Find the lines that hold the word "SDTVAR" and return them.

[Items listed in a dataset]
──────────────────────────────
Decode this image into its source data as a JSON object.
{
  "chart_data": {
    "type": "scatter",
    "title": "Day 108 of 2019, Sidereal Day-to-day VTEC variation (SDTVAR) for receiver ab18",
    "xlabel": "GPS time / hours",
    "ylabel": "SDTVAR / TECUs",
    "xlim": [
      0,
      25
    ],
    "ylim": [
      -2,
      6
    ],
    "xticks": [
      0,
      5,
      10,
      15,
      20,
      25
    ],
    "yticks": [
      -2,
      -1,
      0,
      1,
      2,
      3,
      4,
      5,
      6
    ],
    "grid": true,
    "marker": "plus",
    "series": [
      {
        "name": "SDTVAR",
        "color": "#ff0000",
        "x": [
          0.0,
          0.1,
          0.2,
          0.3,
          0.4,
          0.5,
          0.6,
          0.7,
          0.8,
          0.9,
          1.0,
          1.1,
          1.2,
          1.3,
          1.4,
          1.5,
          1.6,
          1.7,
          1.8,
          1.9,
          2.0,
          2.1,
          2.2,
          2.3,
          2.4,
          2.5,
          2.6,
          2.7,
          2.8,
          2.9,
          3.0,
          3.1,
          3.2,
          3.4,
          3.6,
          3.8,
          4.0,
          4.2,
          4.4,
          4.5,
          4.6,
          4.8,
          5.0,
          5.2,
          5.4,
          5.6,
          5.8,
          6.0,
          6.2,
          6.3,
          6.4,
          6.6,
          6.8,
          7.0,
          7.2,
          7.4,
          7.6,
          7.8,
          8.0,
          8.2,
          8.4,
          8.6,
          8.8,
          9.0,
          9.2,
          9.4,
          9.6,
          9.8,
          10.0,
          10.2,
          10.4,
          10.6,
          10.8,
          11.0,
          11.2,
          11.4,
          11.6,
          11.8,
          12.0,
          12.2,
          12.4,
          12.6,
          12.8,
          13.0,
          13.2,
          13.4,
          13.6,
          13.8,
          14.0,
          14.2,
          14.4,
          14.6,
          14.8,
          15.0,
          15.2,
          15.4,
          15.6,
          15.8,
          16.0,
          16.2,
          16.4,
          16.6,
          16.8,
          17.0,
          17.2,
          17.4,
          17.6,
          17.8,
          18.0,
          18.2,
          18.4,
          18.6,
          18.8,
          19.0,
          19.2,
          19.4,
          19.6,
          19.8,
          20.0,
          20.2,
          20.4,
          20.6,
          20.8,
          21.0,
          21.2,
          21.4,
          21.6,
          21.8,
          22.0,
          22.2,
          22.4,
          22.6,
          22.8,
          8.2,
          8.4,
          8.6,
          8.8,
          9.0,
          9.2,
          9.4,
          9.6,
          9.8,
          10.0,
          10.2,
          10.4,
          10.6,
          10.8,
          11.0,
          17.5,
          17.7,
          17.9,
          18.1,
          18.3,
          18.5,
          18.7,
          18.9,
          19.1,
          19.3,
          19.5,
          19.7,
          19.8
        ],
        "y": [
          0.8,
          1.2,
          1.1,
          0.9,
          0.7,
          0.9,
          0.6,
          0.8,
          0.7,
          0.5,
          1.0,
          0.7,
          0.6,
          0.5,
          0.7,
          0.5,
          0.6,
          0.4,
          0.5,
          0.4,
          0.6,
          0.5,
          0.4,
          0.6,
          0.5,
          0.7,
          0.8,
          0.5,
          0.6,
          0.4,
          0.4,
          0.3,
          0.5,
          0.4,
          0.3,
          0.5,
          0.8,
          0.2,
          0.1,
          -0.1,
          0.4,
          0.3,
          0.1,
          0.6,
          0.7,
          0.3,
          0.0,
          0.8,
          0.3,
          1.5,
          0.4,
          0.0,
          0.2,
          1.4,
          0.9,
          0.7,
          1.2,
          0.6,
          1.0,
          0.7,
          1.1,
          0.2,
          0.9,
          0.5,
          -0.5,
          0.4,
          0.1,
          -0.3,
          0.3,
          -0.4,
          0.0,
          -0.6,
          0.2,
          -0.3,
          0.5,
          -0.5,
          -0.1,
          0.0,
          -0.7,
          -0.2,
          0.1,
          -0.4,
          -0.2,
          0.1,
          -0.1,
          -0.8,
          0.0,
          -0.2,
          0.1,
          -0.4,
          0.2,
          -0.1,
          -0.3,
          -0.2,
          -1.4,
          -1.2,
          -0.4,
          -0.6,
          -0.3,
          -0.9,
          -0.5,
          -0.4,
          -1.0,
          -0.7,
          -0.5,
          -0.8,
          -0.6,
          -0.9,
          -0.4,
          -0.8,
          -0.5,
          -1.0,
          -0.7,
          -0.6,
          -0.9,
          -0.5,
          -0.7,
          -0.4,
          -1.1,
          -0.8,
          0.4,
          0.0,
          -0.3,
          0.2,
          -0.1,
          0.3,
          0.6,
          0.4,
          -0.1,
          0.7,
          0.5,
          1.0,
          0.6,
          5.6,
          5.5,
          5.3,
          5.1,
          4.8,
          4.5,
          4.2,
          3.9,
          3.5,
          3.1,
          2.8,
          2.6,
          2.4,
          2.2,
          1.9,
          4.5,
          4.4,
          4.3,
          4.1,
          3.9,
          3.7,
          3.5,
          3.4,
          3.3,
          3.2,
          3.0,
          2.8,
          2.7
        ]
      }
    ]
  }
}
──────────────────────────────
#### ANSWER
    "title": "Day 108 of 2019, Sidereal Day-to-day VTEC variation (SDTVAR) for receiver ab18",
    "ylabel": "SDTVAR / TECUs",
        "name": "SDTVAR",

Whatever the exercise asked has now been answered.